Prompt – Please write out the material that follows, exactly as it stands.

Records for the task –
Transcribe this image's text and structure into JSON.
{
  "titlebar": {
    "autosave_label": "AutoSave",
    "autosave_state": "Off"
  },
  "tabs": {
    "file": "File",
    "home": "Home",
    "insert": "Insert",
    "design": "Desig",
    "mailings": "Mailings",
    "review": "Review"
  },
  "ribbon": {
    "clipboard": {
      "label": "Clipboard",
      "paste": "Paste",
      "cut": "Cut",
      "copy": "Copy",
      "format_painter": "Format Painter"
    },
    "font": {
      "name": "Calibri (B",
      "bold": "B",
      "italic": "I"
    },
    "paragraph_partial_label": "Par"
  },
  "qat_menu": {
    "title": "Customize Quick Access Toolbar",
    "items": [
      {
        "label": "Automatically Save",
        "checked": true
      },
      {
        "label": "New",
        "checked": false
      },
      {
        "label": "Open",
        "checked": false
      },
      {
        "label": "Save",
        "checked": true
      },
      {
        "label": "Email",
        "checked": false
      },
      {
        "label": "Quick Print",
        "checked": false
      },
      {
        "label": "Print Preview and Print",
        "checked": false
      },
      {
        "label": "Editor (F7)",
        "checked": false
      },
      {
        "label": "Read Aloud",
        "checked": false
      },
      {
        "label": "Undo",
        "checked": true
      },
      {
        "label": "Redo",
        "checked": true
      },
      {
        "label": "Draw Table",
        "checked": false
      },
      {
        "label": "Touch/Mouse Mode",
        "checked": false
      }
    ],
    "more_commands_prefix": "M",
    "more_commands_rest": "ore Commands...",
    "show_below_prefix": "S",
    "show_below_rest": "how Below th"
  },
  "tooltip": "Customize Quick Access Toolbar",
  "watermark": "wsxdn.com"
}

Solution –
Transcribe this image's text and structure into JSON.
{
  "titlebar": {
    "autosave_label": "AutoSave",
    "autosave_state": "Off"
  },
  "tabs": {
    "file": "File",
    "home": "Home",
    "insert": "Insert",
    "design": "Desig",
    "mailings": "Mailings",
    "review": "Review"
  },
  "ribbon": {
    "clipboard": {
      "label": "Clipboard",
      "paste": "Paste",
      "cut": "Cut",
      "copy": "Copy",
      "format_painter": "Format Painter"
    },
    "font": {
      "name": "Calibri (B",
      "bold": "B",
      "italic": "I"
    },
    "paragraph_partial_label": "Par"
  },
  "qat_menu": {
    "title": "Customize Quick Access Toolbar",
    "items": [
      {
        "label": "Automatically Save",
        "checked": true
      },
      {
        "label": "New",
        "checked": false
      },
      {
        "label": "Open",
        "checked": false
      },
      {
        "label": "Save",
        "checked": true
      },
      {
        "label": "Email",
        "checked": false
      },
      {
        "label": "Quick Print",
        "checked": false
      },
      {
        "label": "Print Preview and Print",
        "checked": false
      },
      {
        "label": "Editor (F7)",
        "checked": false
      },
      {
        "label": "Read Aloud",
        "checked": false
      },
      {
        "label": "Undo",
        "checked": true
      },
      {
        "label": "Redo",
        "checked": true
      },
      {
        "label": "Draw Table",
        "checked": false
      },
      {
        "label": "Touch/Mouse Mode",
        "checked": false
      }
    ],
    "more_commands_prefix": "M",
    "more_commands_rest": "ore Commands...",
    "show_below_prefix": "S",
    "show_below_rest": "how Below th"
  },
  "tooltip": "Customize Quick Access Toolbar",
  "watermark": "wsxdn.com"
}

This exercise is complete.